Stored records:
——

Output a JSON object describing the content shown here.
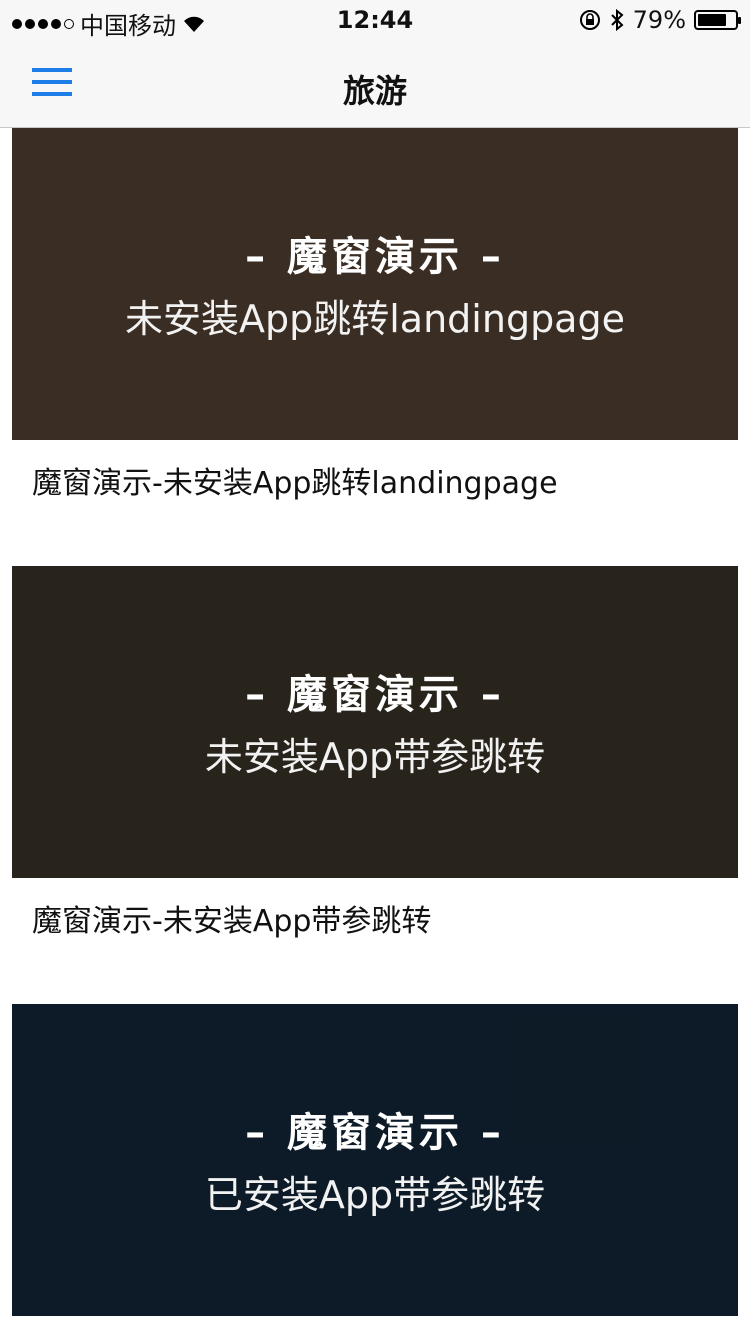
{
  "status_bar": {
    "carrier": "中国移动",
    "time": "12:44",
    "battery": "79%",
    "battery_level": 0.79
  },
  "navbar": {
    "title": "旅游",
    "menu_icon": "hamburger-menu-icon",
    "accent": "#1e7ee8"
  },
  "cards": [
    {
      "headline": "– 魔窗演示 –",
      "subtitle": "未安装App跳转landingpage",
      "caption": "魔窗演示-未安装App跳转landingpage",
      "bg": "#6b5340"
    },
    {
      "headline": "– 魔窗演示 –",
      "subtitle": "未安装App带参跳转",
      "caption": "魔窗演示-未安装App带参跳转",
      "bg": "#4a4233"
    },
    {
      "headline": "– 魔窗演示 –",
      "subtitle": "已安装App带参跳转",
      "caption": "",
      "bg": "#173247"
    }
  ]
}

——

→ **Set task**: Repeat all of the entries word for word, but omit the pictures.

→ **Answer for the task**:
Output a JSON object describing the content shown here.
{
  "status_bar": {
    "carrier": "中国移动",
    "time": "12:44",
    "battery": "79%",
    "battery_level": 0.79
  },
  "navbar": {
    "title": "旅游",
    "menu_icon": "hamburger-menu-icon",
    "accent": "#1e7ee8"
  },
  "cards": [
    {
      "headline": "– 魔窗演示 –",
      "subtitle": "未安装App跳转landingpage",
      "caption": "魔窗演示-未安装App跳转landingpage",
      "bg": "#6b5340"
    },
    {
      "headline": "– 魔窗演示 –",
      "subtitle": "未安装App带参跳转",
      "caption": "魔窗演示-未安装App带参跳转",
      "bg": "#4a4233"
    },
    {
      "headline": "– 魔窗演示 –",
      "subtitle": "已安装App带参跳转",
      "caption": "",
      "bg": "#173247"
    }
  ]
}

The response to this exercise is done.